[Entries taken from a collection]

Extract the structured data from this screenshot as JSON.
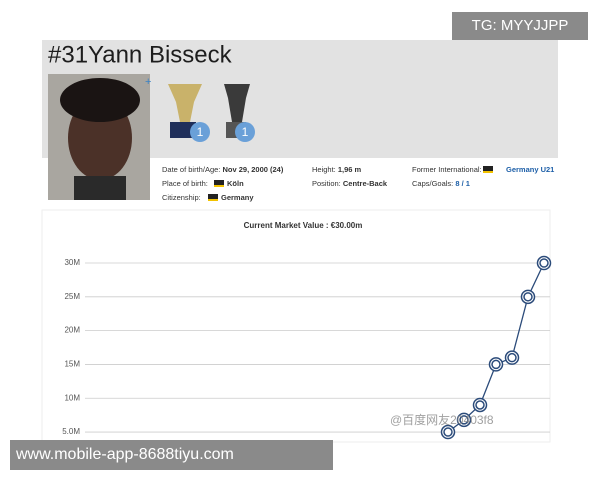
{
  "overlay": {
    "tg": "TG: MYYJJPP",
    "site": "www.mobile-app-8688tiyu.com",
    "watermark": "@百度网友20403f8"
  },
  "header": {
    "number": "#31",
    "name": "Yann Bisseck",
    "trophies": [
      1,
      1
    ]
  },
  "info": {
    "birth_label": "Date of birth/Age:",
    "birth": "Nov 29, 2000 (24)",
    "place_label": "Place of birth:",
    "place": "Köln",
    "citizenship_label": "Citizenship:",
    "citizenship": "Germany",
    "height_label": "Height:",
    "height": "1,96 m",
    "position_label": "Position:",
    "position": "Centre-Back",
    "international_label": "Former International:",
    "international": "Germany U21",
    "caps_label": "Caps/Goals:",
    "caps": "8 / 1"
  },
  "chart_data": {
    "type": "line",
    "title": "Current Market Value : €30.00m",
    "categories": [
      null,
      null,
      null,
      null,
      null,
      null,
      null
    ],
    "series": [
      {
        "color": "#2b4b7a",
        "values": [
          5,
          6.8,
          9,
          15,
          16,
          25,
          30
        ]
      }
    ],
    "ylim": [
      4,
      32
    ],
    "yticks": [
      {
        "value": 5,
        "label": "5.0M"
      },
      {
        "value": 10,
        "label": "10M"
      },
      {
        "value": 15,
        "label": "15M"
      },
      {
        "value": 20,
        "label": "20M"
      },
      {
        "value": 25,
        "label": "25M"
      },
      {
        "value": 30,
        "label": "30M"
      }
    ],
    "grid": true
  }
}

==

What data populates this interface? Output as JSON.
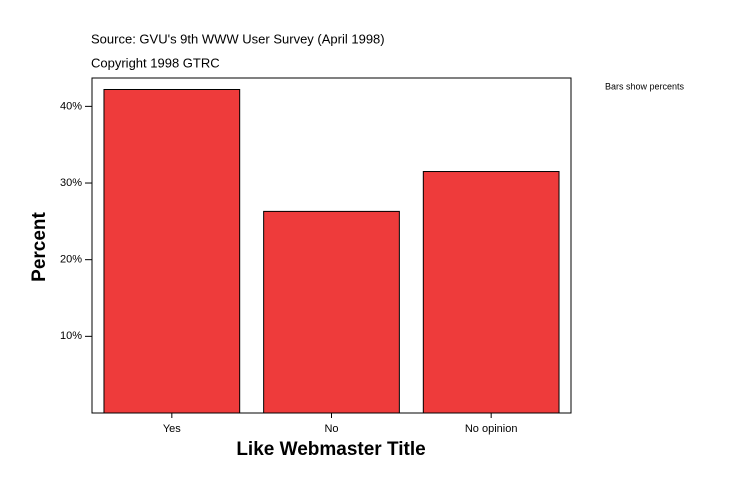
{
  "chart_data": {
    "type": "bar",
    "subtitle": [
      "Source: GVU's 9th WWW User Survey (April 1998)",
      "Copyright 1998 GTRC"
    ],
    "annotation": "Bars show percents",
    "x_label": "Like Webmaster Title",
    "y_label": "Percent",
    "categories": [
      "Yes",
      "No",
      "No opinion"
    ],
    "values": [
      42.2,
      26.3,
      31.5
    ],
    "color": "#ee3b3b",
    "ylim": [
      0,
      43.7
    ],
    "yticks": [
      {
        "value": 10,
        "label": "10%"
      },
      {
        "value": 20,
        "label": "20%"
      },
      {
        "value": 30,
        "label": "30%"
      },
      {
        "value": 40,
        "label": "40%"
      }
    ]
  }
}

- [Set task]: Select all lines in the listing above where the word "birth" appears, and show them.

- [The result]:
    "birth_label": "Date of birth/Age:",
    "birth": "Nov 29, 2000 (24)",
    "place_label": "Place of birth:",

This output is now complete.